**DIRECTIONS FOR THIS TASK**
From the entries below, tally how many lines contain "设置标高基准点" and report only that figure.

[START INPUT FOR THIS TASK]

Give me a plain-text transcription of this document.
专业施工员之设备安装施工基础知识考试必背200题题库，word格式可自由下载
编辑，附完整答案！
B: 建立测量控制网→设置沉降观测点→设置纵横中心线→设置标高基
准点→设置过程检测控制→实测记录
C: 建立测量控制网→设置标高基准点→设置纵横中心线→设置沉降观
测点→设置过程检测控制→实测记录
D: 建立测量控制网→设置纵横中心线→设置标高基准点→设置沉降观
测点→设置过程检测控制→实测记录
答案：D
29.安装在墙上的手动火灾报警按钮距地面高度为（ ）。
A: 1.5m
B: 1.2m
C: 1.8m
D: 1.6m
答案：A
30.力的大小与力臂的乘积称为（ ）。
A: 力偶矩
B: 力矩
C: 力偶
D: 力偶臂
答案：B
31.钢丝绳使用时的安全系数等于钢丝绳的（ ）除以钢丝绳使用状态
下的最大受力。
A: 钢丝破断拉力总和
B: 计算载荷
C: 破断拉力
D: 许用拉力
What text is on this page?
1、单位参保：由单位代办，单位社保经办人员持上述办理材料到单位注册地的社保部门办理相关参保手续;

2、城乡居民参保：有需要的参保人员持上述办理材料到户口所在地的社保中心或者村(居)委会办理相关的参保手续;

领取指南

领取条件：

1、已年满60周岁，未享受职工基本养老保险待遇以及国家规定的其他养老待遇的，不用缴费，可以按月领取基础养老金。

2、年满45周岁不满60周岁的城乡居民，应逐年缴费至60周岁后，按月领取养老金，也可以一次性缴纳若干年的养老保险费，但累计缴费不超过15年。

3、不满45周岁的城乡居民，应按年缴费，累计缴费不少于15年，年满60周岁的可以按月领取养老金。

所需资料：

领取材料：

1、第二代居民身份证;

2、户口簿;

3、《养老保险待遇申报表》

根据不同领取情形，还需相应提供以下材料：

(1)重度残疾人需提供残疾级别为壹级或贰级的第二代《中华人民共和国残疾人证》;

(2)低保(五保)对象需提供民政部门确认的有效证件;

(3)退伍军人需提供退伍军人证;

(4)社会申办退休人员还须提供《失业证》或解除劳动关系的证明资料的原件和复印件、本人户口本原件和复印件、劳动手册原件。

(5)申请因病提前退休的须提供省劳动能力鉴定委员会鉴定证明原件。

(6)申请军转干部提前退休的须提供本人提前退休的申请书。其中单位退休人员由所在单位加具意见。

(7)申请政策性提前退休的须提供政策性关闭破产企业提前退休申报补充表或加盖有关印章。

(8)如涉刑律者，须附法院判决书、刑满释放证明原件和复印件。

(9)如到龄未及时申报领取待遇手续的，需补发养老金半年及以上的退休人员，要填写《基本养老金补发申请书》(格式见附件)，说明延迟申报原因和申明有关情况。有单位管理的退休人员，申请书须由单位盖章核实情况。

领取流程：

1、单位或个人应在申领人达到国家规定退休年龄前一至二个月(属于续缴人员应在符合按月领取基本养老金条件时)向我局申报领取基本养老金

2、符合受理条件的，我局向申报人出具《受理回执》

[END INPUT FOR THIS TASK]

**WRITTEN SOLUTION**
2